> **What is being asked**:
Repeat the listing in full, exactly as it stands.

> **Excerpted data**:
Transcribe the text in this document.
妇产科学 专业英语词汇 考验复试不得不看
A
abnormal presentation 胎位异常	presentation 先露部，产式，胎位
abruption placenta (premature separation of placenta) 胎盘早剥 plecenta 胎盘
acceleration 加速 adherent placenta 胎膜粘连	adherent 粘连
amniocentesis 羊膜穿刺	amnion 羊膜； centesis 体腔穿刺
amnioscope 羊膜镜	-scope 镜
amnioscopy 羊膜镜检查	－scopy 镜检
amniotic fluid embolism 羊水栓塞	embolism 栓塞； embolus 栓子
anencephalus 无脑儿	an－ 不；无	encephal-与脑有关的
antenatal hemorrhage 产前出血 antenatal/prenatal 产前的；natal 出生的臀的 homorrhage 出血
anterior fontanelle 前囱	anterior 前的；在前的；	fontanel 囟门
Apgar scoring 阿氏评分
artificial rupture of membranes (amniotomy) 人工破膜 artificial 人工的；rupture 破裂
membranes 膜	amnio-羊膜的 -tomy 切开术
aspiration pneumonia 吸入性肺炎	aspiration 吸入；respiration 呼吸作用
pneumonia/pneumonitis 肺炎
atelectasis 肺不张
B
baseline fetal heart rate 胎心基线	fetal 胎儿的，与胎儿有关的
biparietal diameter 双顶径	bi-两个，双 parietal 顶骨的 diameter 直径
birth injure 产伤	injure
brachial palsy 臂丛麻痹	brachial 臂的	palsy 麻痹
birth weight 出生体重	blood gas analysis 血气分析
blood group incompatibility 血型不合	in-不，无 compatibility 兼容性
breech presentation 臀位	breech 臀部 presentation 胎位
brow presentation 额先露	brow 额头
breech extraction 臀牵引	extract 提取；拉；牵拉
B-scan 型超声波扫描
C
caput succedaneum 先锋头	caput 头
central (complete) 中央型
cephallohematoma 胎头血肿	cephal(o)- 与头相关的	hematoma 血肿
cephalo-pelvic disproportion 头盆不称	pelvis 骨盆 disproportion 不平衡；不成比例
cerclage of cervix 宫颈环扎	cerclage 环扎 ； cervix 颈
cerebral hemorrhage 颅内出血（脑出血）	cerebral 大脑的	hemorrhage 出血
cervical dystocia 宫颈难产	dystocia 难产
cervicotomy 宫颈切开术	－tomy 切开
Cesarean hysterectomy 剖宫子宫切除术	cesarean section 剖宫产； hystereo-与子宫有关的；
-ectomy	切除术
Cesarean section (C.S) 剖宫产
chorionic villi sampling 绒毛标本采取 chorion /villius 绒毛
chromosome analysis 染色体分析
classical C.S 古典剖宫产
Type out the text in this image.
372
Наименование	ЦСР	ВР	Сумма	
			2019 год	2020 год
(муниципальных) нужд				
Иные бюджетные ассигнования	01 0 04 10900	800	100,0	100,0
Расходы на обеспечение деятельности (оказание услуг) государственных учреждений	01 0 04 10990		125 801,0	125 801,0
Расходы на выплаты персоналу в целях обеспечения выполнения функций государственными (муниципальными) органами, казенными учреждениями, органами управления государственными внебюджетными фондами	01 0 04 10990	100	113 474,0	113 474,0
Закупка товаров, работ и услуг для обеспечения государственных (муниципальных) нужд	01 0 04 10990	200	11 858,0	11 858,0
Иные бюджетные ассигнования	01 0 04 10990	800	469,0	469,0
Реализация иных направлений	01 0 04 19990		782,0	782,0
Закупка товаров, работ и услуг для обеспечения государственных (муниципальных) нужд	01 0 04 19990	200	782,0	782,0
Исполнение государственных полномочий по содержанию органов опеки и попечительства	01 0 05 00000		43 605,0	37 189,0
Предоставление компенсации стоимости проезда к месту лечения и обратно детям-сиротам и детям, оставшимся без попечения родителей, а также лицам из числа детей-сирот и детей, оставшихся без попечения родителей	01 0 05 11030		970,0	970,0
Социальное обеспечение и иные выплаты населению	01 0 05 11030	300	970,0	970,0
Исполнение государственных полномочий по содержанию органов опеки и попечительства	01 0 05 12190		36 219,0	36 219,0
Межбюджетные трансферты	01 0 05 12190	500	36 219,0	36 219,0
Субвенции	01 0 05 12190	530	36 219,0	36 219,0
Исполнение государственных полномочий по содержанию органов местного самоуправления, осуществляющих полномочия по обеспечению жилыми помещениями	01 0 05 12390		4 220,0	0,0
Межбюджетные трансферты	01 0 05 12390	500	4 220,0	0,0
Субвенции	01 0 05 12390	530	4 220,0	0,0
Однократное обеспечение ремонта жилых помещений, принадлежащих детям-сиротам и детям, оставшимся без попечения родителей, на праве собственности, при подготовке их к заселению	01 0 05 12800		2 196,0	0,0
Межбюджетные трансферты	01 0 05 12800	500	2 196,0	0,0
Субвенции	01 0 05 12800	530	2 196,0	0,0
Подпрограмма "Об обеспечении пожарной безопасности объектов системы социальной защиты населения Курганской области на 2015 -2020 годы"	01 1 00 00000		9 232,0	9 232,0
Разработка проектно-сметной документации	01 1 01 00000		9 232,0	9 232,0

> **Task solution**:
Transcribe the text in this document.
妇产科学 专业英语词汇 考验复试不得不看
A
abnormal presentation 胎位异常	presentation 先露部，产式，胎位
abruption placenta (premature separation of placenta) 胎盘早剥 plecenta 胎盘
acceleration 加速 adherent placenta 胎膜粘连	adherent 粘连
amniocentesis 羊膜穿刺	amnion 羊膜； centesis 体腔穿刺
amnioscope 羊膜镜	-scope 镜
amnioscopy 羊膜镜检查	－scopy 镜检
amniotic fluid embolism 羊水栓塞	embolism 栓塞； embolus 栓子
anencephalus 无脑儿	an－ 不；无	encephal-与脑有关的
antenatal hemorrhage 产前出血 antenatal/prenatal 产前的；natal 出生的臀的 homorrhage 出血
anterior fontanelle 前囱	anterior 前的；在前的；	fontanel 囟门
Apgar scoring 阿氏评分
artificial rupture of membranes (amniotomy) 人工破膜 artificial 人工的；rupture 破裂
membranes 膜	amnio-羊膜的 -tomy 切开术
aspiration pneumonia 吸入性肺炎	aspiration 吸入；respiration 呼吸作用
pneumonia/pneumonitis 肺炎
atelectasis 肺不张
B
baseline fetal heart rate 胎心基线	fetal 胎儿的，与胎儿有关的
biparietal diameter 双顶径	bi-两个，双 parietal 顶骨的 diameter 直径
birth injure 产伤	injure
brachial palsy 臂丛麻痹	brachial 臂的	palsy 麻痹
birth weight 出生体重	blood gas analysis 血气分析
blood group incompatibility 血型不合	in-不，无 compatibility 兼容性
breech presentation 臀位	breech 臀部 presentation 胎位
brow presentation 额先露	brow 额头
breech extraction 臀牵引	extract 提取；拉；牵拉
B-scan 型超声波扫描
C
caput succedaneum 先锋头	caput 头
central (complete) 中央型
cephallohematoma 胎头血肿	cephal(o)- 与头相关的	hematoma 血肿
cephalo-pelvic disproportion 头盆不称	pelvis 骨盆 disproportion 不平衡；不成比例
cerclage of cervix 宫颈环扎	cerclage 环扎 ； cervix 颈
cerebral hemorrhage 颅内出血（脑出血）	cerebral 大脑的	hemorrhage 出血
cervical dystocia 宫颈难产	dystocia 难产
cervicotomy 宫颈切开术	－tomy 切开
Cesarean hysterectomy 剖宫子宫切除术	cesarean section 剖宫产； hystereo-与子宫有关的；
-ectomy	切除术
Cesarean section (C.S) 剖宫产
chorionic villi sampling 绒毛标本采取 chorion /villius 绒毛
chromosome analysis 染色体分析
classical C.S 古典剖宫产
Type out the text in this image.
372
Наименование	ЦСР	ВР	Сумма	
			2019 год	2020 год
(муниципальных) нужд				
Иные бюджетные ассигнования	01 0 04 10900	800	100,0	100,0
Расходы на обеспечение деятельности (оказание услуг) государственных учреждений	01 0 04 10990		125 801,0	125 801,0
Расходы на выплаты персоналу в целях обеспечения выполнения функций государственными (муниципальными) органами, казенными учреждениями, органами управления государственными внебюджетными фондами	01 0 04 10990	100	113 474,0	113 474,0
Закупка товаров, работ и услуг для обеспечения государственных (муниципальных) нужд	01 0 04 10990	200	11 858,0	11 858,0
Иные бюджетные ассигнования	01 0 04 10990	800	469,0	469,0
Реализация иных направлений	01 0 04 19990		782,0	782,0
Закупка товаров, работ и услуг для обеспечения государственных (муниципальных) нужд	01 0 04 19990	200	782,0	782,0
Исполнение государственных полномочий по содержанию органов опеки и попечительства	01 0 05 00000		43 605,0	37 189,0
Предоставление компенсации стоимости проезда к месту лечения и обратно детям-сиротам и детям, оставшимся без попечения родителей, а также лицам из числа детей-сирот и детей, оставшихся без попечения родителей	01 0 05 11030		970,0	970,0
Социальное обеспечение и иные выплаты населению	01 0 05 11030	300	970,0	970,0
Исполнение государственных полномочий по содержанию органов опеки и попечительства	01 0 05 12190		36 219,0	36 219,0
Межбюджетные трансферты	01 0 05 12190	500	36 219,0	36 219,0
Субвенции	01 0 05 12190	530	36 219,0	36 219,0
Исполнение государственных полномочий по содержанию органов местного самоуправления, осуществляющих полномочия по обеспечению жилыми помещениями	01 0 05 12390		4 220,0	0,0
Межбюджетные трансферты	01 0 05 12390	500	4 220,0	0,0
Субвенции	01 0 05 12390	530	4 220,0	0,0
Однократное обеспечение ремонта жилых помещений, принадлежащих детям-сиротам и детям, оставшимся без попечения родителей, на праве собственности, при подготовке их к заселению	01 0 05 12800		2 196,0	0,0
Межбюджетные трансферты	01 0 05 12800	500	2 196,0	0,0
Субвенции	01 0 05 12800	530	2 196,0	0,0
Подпрограмма "Об обеспечении пожарной безопасности объектов системы социальной защиты населения Курганской области на 2015 -2020 годы"	01 1 00 00000		9 232,0	9 232,0
Разработка проектно-сметной документации	01 1 01 00000		9 232,0	9 232,0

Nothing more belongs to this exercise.